Exercise instructions
Transcribe each line of the material as it is, and drop any picture.

Materials provided
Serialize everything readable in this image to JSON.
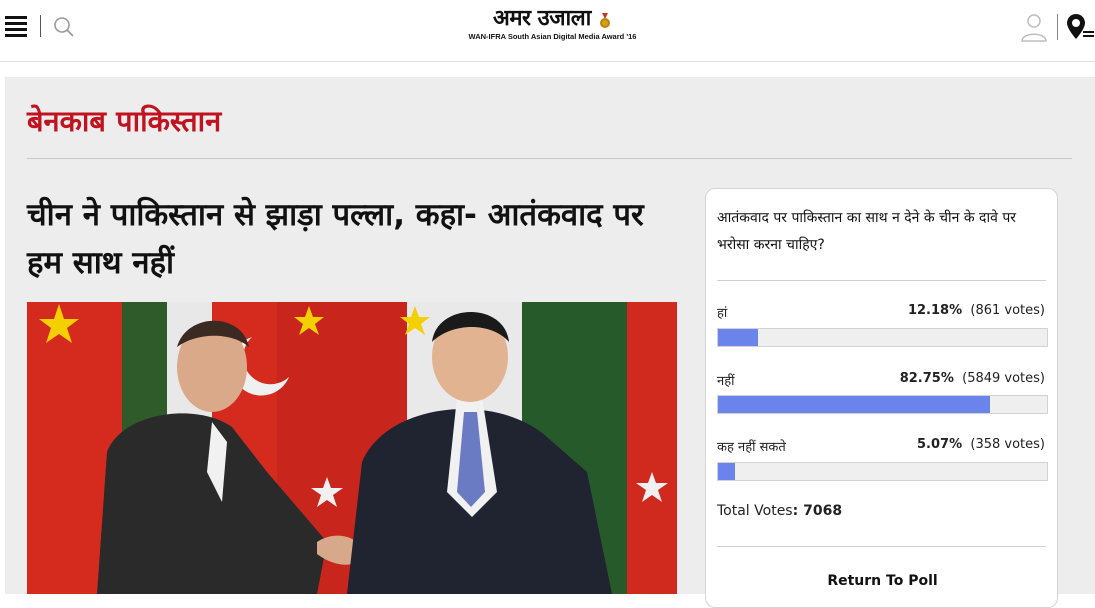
{
  "header": {
    "logo_text": "अमर उजाला",
    "logo_tagline": "WAN-IFRA South Asian Digital Media Award '16"
  },
  "section": {
    "title": "बेनकाब पाकिस्तान"
  },
  "article": {
    "headline": "चीन ने पाकिस्तान से झाड़ा पल्ला, कहा- आतंकवाद पर हम साथ नहीं"
  },
  "poll": {
    "question": "आतंकवाद पर पाकिस्तान का साथ न देने के चीन के दावे पर भरोसा करना चाहिए?",
    "options": [
      {
        "label": "हां",
        "percent_text": "12.18%",
        "votes_text": "(861 votes)",
        "percent": 12.18
      },
      {
        "label": "नहीं",
        "percent_text": "82.75%",
        "votes_text": "(5849 votes)",
        "percent": 82.75
      },
      {
        "label": "कह नहीं सकते",
        "percent_text": "5.07%",
        "votes_text": "(358 votes)",
        "percent": 5.07
      }
    ],
    "total_label": "Total Votes",
    "total_value": "7068",
    "return_label": "Return To Poll",
    "bar_color": "#6b84ec"
  },
  "colors": {
    "section_red": "#c1121f",
    "panel_bg": "#ededed"
  },
  "icons": [
    "menu-icon",
    "search-icon",
    "user-icon",
    "location-icon",
    "medal-icon"
  ]
}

Full response
Serialize everything readable in this image to JSON.
{
  "header": {
    "logo_text": "अमर उजाला",
    "logo_tagline": "WAN-IFRA South Asian Digital Media Award '16"
  },
  "section": {
    "title": "बेनकाब पाकिस्तान"
  },
  "article": {
    "headline": "चीन ने पाकिस्तान से झाड़ा पल्ला, कहा- आतंकवाद पर हम साथ नहीं"
  },
  "poll": {
    "question": "आतंकवाद पर पाकिस्तान का साथ न देने के चीन के दावे पर भरोसा करना चाहिए?",
    "options": [
      {
        "label": "हां",
        "percent_text": "12.18%",
        "votes_text": "(861 votes)",
        "percent": 12.18
      },
      {
        "label": "नहीं",
        "percent_text": "82.75%",
        "votes_text": "(5849 votes)",
        "percent": 82.75
      },
      {
        "label": "कह नहीं सकते",
        "percent_text": "5.07%",
        "votes_text": "(358 votes)",
        "percent": 5.07
      }
    ],
    "total_label": "Total Votes",
    "total_value": "7068",
    "return_label": "Return To Poll",
    "bar_color": "#6b84ec"
  },
  "colors": {
    "section_red": "#c1121f",
    "panel_bg": "#ededed"
  },
  "icons": [
    "menu-icon",
    "search-icon",
    "user-icon",
    "location-icon",
    "medal-icon"
  ]
}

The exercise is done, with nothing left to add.